**Input**
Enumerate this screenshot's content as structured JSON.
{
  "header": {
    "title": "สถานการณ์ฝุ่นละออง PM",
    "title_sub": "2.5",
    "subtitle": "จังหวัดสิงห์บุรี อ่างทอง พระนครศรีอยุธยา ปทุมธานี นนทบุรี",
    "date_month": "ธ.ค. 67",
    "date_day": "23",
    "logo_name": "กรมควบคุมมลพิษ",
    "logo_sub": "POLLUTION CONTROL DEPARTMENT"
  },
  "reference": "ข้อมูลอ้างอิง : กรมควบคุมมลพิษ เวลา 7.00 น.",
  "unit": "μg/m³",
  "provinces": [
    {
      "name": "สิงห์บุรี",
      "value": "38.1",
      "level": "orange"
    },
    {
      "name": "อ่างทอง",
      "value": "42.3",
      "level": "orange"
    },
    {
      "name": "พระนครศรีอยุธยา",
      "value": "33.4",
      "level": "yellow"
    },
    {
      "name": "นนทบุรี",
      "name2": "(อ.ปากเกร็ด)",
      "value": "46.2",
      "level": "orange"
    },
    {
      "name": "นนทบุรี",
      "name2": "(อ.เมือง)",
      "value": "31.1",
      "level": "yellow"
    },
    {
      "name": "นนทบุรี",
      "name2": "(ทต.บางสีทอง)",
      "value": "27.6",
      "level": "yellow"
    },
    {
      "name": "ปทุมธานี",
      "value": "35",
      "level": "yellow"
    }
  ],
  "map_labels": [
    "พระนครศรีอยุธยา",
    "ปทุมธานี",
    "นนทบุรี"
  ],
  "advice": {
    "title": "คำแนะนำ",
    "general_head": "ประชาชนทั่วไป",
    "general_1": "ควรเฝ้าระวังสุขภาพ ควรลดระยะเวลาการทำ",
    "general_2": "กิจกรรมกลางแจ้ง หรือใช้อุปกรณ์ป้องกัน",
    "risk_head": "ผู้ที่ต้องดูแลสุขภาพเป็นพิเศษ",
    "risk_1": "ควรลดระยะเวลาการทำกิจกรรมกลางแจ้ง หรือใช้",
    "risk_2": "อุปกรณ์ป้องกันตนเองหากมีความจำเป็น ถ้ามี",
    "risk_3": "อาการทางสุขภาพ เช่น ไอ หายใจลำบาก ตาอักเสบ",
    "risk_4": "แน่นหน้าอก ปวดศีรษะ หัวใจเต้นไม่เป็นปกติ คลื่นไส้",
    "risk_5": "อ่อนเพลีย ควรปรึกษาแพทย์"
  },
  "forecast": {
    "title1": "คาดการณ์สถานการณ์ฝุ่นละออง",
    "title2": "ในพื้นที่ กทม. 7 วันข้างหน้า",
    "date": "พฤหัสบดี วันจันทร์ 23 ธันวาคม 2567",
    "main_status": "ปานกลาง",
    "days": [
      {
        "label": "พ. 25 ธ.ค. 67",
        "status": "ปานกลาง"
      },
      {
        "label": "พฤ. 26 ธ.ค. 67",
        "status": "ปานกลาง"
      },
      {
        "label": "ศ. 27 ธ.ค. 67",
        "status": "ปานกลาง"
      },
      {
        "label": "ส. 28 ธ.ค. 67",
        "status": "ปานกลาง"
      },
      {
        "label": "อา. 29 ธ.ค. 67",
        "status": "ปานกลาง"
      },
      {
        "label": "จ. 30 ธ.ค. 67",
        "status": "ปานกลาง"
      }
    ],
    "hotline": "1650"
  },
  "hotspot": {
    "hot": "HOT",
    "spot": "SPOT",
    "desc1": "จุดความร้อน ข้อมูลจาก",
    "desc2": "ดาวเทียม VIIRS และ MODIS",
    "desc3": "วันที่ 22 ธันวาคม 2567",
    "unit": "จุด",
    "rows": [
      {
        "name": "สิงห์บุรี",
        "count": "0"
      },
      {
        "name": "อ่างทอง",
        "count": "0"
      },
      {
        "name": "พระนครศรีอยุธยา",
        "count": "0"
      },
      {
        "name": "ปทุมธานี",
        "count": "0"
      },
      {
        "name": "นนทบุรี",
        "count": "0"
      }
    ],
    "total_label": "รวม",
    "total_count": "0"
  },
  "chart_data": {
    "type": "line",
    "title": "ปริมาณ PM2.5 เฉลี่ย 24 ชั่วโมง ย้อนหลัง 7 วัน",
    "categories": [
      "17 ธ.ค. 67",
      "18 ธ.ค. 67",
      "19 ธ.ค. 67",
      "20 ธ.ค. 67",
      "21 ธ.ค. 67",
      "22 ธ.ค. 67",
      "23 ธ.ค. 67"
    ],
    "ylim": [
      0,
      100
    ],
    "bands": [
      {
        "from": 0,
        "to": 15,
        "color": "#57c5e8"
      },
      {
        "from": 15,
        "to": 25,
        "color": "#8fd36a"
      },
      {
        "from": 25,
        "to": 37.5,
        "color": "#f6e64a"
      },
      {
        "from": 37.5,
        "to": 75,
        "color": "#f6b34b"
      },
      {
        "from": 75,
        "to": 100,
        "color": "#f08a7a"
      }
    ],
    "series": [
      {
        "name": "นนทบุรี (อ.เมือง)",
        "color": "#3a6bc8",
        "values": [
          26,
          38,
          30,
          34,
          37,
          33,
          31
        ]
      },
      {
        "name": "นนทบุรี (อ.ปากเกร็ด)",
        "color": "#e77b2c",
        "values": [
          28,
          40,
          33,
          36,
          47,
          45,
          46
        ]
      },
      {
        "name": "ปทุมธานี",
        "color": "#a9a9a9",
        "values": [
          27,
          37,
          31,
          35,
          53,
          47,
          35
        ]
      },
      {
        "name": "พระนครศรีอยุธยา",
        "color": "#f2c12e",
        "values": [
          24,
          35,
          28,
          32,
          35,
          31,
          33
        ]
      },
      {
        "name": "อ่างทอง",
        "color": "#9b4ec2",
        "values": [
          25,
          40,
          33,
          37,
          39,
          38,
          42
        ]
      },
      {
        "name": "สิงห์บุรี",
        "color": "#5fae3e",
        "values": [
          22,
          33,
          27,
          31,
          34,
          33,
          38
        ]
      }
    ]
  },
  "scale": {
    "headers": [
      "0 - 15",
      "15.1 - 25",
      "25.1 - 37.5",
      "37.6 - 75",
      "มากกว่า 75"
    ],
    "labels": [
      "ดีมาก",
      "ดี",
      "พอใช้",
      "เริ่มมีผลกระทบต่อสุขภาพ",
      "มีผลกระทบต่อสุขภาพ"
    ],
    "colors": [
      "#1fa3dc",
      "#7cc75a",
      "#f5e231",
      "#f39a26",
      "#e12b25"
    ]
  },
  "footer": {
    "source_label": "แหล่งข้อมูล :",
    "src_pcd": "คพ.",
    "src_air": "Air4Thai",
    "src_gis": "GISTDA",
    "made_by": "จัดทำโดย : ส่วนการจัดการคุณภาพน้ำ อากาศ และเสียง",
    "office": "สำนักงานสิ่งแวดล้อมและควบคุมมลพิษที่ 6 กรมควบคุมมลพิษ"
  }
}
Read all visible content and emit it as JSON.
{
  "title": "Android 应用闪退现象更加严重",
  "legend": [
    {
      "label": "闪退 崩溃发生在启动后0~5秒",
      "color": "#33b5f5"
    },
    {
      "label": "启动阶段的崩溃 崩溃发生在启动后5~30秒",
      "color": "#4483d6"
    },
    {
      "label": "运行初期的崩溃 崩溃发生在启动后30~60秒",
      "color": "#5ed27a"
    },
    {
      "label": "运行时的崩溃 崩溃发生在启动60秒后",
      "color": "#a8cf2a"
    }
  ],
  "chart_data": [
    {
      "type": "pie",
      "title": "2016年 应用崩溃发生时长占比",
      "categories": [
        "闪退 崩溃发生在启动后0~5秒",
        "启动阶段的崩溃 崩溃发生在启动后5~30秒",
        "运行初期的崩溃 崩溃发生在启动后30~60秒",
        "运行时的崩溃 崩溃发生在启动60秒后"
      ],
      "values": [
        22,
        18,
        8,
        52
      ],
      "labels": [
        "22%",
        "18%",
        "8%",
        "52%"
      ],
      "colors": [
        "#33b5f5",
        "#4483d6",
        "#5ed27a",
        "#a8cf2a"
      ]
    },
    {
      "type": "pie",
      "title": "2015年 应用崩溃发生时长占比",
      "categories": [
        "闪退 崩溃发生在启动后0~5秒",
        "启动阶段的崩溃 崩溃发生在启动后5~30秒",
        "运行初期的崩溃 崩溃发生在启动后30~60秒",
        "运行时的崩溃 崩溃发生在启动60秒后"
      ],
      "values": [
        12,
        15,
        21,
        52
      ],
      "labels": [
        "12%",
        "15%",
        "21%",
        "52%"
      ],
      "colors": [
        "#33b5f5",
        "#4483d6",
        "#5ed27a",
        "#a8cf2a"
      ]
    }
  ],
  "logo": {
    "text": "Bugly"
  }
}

**Given exercise**
Copy every line of the listing where the word "นนทบ" appears.

**Response to the task**
    "subtitle": "จังหวัดสิงห์บุรี อ่างทอง พระนครศรีอยุธยา ปทุมธานี นนทบุรี",
      "name": "นนทบุรี",
      "name": "นนทบุรี",
      "name": "นนทบุรี",
    "นนทบุรี"
        "name": "นนทบุรี",
        "name": "นนทบุรี (อ.เมือง)",
        "name": "นนทบุรี (อ.ปากเกร็ด)",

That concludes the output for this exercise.